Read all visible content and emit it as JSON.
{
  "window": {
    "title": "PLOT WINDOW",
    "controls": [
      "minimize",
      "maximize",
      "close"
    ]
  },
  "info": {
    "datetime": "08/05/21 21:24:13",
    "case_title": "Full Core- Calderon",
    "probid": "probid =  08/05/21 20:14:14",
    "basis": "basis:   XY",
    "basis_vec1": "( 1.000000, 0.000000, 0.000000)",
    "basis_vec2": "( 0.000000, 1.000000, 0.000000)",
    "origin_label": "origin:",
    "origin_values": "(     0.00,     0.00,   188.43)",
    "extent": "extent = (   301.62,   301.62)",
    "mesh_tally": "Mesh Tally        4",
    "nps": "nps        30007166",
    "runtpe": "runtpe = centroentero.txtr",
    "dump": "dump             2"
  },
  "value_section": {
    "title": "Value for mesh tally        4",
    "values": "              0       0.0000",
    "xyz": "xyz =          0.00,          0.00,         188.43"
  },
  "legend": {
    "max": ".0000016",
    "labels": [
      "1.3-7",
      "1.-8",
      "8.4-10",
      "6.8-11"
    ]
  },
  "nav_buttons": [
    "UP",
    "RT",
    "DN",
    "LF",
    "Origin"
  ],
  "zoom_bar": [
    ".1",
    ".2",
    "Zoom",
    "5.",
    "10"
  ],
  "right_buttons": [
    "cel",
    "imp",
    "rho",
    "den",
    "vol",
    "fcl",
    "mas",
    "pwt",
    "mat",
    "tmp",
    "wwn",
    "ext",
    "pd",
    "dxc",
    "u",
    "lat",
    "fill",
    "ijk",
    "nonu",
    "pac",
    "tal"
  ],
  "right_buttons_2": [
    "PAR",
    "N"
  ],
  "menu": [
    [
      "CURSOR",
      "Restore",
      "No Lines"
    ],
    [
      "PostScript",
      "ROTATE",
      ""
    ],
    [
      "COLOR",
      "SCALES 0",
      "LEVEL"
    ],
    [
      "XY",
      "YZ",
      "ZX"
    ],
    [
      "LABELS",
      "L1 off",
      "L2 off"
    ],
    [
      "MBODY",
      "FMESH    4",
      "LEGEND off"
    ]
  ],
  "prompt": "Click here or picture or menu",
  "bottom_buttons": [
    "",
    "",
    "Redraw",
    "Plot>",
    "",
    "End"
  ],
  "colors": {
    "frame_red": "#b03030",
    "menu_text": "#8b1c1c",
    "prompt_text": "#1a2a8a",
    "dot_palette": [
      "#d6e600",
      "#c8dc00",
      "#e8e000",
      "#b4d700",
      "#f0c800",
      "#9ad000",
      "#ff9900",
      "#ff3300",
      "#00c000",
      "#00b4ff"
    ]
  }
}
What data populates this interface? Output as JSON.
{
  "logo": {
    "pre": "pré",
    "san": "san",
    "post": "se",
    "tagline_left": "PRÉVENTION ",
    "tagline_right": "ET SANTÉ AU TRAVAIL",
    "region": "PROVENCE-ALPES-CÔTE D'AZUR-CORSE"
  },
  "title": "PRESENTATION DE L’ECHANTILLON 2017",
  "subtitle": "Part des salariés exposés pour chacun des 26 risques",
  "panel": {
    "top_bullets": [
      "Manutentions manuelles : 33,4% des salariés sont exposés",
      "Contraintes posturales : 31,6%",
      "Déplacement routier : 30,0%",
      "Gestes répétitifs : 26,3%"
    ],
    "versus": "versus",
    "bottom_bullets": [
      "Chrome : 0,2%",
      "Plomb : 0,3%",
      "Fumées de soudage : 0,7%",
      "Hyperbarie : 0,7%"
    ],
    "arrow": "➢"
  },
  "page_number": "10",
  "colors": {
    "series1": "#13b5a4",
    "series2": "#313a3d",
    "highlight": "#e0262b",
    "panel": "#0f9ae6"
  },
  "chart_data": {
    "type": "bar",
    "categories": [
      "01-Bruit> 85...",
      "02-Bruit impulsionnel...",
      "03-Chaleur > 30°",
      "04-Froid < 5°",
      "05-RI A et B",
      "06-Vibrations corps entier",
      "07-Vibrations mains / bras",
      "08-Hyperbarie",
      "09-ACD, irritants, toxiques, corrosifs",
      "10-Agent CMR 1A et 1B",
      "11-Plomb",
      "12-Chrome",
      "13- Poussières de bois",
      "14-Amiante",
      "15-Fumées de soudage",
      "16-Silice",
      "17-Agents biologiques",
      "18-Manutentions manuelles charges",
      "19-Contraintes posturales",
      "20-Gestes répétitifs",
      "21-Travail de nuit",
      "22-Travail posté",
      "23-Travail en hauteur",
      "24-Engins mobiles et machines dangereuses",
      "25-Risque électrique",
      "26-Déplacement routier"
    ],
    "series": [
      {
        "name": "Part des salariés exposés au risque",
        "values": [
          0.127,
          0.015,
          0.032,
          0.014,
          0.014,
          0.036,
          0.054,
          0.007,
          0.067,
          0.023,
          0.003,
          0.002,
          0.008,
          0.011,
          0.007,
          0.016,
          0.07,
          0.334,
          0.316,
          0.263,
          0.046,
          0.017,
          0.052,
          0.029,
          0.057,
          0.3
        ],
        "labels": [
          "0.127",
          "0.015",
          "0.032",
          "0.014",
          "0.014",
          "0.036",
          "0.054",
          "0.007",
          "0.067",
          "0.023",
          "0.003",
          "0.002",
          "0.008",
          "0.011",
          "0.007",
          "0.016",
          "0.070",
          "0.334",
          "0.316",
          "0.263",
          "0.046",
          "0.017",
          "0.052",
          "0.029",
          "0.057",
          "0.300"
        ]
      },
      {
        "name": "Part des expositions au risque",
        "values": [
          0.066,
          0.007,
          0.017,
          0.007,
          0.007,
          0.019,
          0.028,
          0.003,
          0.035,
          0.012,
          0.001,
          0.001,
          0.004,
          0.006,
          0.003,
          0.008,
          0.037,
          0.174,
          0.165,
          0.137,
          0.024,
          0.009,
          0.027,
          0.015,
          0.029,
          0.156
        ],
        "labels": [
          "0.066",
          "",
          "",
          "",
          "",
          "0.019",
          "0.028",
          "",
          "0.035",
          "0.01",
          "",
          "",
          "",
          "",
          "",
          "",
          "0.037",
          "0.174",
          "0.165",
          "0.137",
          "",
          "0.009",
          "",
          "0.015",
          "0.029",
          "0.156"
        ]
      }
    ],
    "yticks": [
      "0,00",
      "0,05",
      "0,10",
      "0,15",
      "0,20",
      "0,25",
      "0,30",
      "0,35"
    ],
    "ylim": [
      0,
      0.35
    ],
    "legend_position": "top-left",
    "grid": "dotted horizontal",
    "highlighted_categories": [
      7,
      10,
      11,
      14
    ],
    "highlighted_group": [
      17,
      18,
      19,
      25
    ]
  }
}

● **YOUR INSTRUCTIONS**: Filter the records above and return every line that holds the word "exposés".

● **THE RESULT**:
  "subtitle": "Part des salariés exposés pour chacun des 26 risques",
      "Manutentions manuelles : 33,4% des salariés sont exposés",
        "name": "Part des salariés exposés au risque",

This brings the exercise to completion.